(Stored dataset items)

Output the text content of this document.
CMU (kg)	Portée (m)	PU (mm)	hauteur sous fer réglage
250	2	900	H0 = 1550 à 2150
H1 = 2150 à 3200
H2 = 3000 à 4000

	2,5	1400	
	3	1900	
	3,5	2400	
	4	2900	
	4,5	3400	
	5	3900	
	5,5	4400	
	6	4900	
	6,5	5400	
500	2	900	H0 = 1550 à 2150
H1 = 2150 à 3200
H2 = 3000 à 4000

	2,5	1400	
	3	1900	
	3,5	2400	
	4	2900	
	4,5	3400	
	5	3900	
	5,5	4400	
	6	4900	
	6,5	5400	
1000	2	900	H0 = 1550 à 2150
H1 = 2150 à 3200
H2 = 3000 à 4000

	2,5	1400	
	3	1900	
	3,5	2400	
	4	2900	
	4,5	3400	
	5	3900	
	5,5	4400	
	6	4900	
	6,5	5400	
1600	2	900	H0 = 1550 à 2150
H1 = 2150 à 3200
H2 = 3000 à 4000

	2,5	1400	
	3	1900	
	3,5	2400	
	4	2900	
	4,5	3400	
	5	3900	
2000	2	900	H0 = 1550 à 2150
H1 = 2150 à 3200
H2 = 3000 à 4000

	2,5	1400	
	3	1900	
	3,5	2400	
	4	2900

▶ **WHAT IS NEEDED**: Above are the records; retype every one exactly.

▶ **TASK ANSWER**:
Output the text content of this document.
CMU (kg)	Portée (m)	PU (mm)	hauteur sous fer réglage
250	2	900	H0 = 1550 à 2150
H1 = 2150 à 3200
H2 = 3000 à 4000

	2,5	1400	
	3	1900	
	3,5	2400	
	4	2900	
	4,5	3400	
	5	3900	
	5,5	4400	
	6	4900	
	6,5	5400	
500	2	900	H0 = 1550 à 2150
H1 = 2150 à 3200
H2 = 3000 à 4000

	2,5	1400	
	3	1900	
	3,5	2400	
	4	2900	
	4,5	3400	
	5	3900	
	5,5	4400	
	6	4900	
	6,5	5400	
1000	2	900	H0 = 1550 à 2150
H1 = 2150 à 3200
H2 = 3000 à 4000

	2,5	1400	
	3	1900	
	3,5	2400	
	4	2900	
	4,5	3400	
	5	3900	
	5,5	4400	
	6	4900	
	6,5	5400	
1600	2	900	H0 = 1550 à 2150
H1 = 2150 à 3200
H2 = 3000 à 4000

	2,5	1400	
	3	1900	
	3,5	2400	
	4	2900	
	4,5	3400	
	5	3900	
2000	2	900	H0 = 1550 à 2150
H1 = 2150 à 3200
H2 = 3000 à 4000

	2,5	1400	
	3	1900	
	3,5	2400	
	4	2900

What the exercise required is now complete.